Collected data entries —
---+---
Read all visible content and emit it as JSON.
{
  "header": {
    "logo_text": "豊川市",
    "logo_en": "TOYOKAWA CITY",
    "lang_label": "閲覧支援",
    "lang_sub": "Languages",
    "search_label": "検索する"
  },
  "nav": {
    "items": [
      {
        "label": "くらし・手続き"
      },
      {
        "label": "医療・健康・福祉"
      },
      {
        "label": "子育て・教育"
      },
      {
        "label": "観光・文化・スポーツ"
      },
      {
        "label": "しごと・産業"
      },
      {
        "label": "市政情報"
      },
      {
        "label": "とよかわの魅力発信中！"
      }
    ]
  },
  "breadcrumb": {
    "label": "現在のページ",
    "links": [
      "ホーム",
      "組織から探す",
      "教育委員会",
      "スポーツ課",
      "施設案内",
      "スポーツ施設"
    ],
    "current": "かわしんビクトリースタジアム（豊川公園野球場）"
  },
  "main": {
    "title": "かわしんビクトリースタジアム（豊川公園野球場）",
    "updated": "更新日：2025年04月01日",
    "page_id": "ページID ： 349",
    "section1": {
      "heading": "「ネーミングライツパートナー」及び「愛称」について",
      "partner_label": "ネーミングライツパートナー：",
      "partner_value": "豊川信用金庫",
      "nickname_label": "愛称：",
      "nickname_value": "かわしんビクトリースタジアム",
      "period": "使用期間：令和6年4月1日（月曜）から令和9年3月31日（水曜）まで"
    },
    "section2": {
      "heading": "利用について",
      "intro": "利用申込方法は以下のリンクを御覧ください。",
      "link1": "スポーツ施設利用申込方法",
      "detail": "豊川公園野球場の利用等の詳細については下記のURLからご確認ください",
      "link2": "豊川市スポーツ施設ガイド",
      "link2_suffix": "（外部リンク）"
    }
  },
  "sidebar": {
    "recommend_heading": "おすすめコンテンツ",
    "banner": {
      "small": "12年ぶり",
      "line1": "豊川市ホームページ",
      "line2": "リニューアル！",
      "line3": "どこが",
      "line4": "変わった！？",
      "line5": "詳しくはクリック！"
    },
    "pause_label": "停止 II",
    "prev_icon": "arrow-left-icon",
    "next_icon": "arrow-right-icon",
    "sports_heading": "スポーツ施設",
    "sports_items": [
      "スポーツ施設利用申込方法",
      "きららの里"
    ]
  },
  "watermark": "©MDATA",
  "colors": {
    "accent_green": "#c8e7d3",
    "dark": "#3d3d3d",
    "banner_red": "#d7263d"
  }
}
---+---
REQUIRED WORK —
Transcribe every entry exactly, omitting nothing.

REPLY TO THE TASK —
Read all visible content and emit it as JSON.
{
  "header": {
    "logo_text": "豊川市",
    "logo_en": "TOYOKAWA CITY",
    "lang_label": "閲覧支援",
    "lang_sub": "Languages",
    "search_label": "検索する"
  },
  "nav": {
    "items": [
      {
        "label": "くらし・手続き"
      },
      {
        "label": "医療・健康・福祉"
      },
      {
        "label": "子育て・教育"
      },
      {
        "label": "観光・文化・スポーツ"
      },
      {
        "label": "しごと・産業"
      },
      {
        "label": "市政情報"
      },
      {
        "label": "とよかわの魅力発信中！"
      }
    ]
  },
  "breadcrumb": {
    "label": "現在のページ",
    "links": [
      "ホーム",
      "組織から探す",
      "教育委員会",
      "スポーツ課",
      "施設案内",
      "スポーツ施設"
    ],
    "current": "かわしんビクトリースタジアム（豊川公園野球場）"
  },
  "main": {
    "title": "かわしんビクトリースタジアム（豊川公園野球場）",
    "updated": "更新日：2025年04月01日",
    "page_id": "ページID ： 349",
    "section1": {
      "heading": "「ネーミングライツパートナー」及び「愛称」について",
      "partner_label": "ネーミングライツパートナー：",
      "partner_value": "豊川信用金庫",
      "nickname_label": "愛称：",
      "nickname_value": "かわしんビクトリースタジアム",
      "period": "使用期間：令和6年4月1日（月曜）から令和9年3月31日（水曜）まで"
    },
    "section2": {
      "heading": "利用について",
      "intro": "利用申込方法は以下のリンクを御覧ください。",
      "link1": "スポーツ施設利用申込方法",
      "detail": "豊川公園野球場の利用等の詳細については下記のURLからご確認ください",
      "link2": "豊川市スポーツ施設ガイド",
      "link2_suffix": "（外部リンク）"
    }
  },
  "sidebar": {
    "recommend_heading": "おすすめコンテンツ",
    "banner": {
      "small": "12年ぶり",
      "line1": "豊川市ホームページ",
      "line2": "リニューアル！",
      "line3": "どこが",
      "line4": "変わった！？",
      "line5": "詳しくはクリック！"
    },
    "pause_label": "停止 II",
    "prev_icon": "arrow-left-icon",
    "next_icon": "arrow-right-icon",
    "sports_heading": "スポーツ施設",
    "sports_items": [
      "スポーツ施設利用申込方法",
      "きららの里"
    ]
  },
  "watermark": "©MDATA",
  "colors": {
    "accent_green": "#c8e7d3",
    "dark": "#3d3d3d",
    "banner_red": "#d7263d"
  }
}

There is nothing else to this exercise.